▶ **Goal**
Return the listing below in full, with every line exactly as it is.
++++++
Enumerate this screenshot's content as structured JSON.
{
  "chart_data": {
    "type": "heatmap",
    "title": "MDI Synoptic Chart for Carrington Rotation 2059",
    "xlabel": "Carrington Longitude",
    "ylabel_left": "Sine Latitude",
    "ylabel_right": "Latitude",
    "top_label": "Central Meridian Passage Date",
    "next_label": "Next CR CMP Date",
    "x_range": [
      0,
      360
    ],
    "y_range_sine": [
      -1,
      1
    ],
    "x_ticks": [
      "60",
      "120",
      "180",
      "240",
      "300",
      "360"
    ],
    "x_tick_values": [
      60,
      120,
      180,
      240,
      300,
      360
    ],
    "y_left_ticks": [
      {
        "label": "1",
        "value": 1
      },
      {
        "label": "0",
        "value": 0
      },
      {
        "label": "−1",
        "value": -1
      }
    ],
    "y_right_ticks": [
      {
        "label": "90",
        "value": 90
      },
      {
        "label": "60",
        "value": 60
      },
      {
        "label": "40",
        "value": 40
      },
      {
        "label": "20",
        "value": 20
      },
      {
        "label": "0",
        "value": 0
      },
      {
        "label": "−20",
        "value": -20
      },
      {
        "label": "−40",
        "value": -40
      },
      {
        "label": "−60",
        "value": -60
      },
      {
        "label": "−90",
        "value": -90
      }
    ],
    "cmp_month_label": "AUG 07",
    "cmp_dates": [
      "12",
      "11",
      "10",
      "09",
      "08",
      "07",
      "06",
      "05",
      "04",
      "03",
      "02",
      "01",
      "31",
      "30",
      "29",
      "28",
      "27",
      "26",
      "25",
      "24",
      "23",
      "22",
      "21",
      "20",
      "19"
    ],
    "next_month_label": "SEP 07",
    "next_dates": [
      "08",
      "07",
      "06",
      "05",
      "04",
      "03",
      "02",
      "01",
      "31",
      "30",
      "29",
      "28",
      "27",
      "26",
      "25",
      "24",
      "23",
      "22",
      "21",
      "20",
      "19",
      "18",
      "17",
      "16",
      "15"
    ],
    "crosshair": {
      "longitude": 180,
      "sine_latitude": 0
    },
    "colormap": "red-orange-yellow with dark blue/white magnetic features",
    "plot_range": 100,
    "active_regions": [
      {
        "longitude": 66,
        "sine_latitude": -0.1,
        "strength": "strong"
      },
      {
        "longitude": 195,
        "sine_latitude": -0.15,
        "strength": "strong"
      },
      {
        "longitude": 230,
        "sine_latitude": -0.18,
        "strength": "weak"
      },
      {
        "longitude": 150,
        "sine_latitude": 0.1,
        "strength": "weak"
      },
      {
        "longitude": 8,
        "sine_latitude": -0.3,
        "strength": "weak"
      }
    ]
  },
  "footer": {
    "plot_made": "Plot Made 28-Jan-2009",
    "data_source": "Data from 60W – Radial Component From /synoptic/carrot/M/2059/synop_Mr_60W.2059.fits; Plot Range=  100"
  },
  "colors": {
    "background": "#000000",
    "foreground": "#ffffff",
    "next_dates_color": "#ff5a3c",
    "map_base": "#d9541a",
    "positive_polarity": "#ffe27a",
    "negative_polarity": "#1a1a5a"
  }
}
++++++
▶ **Expected answer**
Enumerate this screenshot's content as structured JSON.
{
  "chart_data": {
    "type": "heatmap",
    "title": "MDI Synoptic Chart for Carrington Rotation 2059",
    "xlabel": "Carrington Longitude",
    "ylabel_left": "Sine Latitude",
    "ylabel_right": "Latitude",
    "top_label": "Central Meridian Passage Date",
    "next_label": "Next CR CMP Date",
    "x_range": [
      0,
      360
    ],
    "y_range_sine": [
      -1,
      1
    ],
    "x_ticks": [
      "60",
      "120",
      "180",
      "240",
      "300",
      "360"
    ],
    "x_tick_values": [
      60,
      120,
      180,
      240,
      300,
      360
    ],
    "y_left_ticks": [
      {
        "label": "1",
        "value": 1
      },
      {
        "label": "0",
        "value": 0
      },
      {
        "label": "−1",
        "value": -1
      }
    ],
    "y_right_ticks": [
      {
        "label": "90",
        "value": 90
      },
      {
        "label": "60",
        "value": 60
      },
      {
        "label": "40",
        "value": 40
      },
      {
        "label": "20",
        "value": 20
      },
      {
        "label": "0",
        "value": 0
      },
      {
        "label": "−20",
        "value": -20
      },
      {
        "label": "−40",
        "value": -40
      },
      {
        "label": "−60",
        "value": -60
      },
      {
        "label": "−90",
        "value": -90
      }
    ],
    "cmp_month_label": "AUG 07",
    "cmp_dates": [
      "12",
      "11",
      "10",
      "09",
      "08",
      "07",
      "06",
      "05",
      "04",
      "03",
      "02",
      "01",
      "31",
      "30",
      "29",
      "28",
      "27",
      "26",
      "25",
      "24",
      "23",
      "22",
      "21",
      "20",
      "19"
    ],
    "next_month_label": "SEP 07",
    "next_dates": [
      "08",
      "07",
      "06",
      "05",
      "04",
      "03",
      "02",
      "01",
      "31",
      "30",
      "29",
      "28",
      "27",
      "26",
      "25",
      "24",
      "23",
      "22",
      "21",
      "20",
      "19",
      "18",
      "17",
      "16",
      "15"
    ],
    "crosshair": {
      "longitude": 180,
      "sine_latitude": 0
    },
    "colormap": "red-orange-yellow with dark blue/white magnetic features",
    "plot_range": 100,
    "active_regions": [
      {
        "longitude": 66,
        "sine_latitude": -0.1,
        "strength": "strong"
      },
      {
        "longitude": 195,
        "sine_latitude": -0.15,
        "strength": "strong"
      },
      {
        "longitude": 230,
        "sine_latitude": -0.18,
        "strength": "weak"
      },
      {
        "longitude": 150,
        "sine_latitude": 0.1,
        "strength": "weak"
      },
      {
        "longitude": 8,
        "sine_latitude": -0.3,
        "strength": "weak"
      }
    ]
  },
  "footer": {
    "plot_made": "Plot Made 28-Jan-2009",
    "data_source": "Data from 60W – Radial Component From /synoptic/carrot/M/2059/synop_Mr_60W.2059.fits; Plot Range=  100"
  },
  "colors": {
    "background": "#000000",
    "foreground": "#ffffff",
    "next_dates_color": "#ff5a3c",
    "map_base": "#d9541a",
    "positive_polarity": "#ffe27a",
    "negative_polarity": "#1a1a5a"
  }
}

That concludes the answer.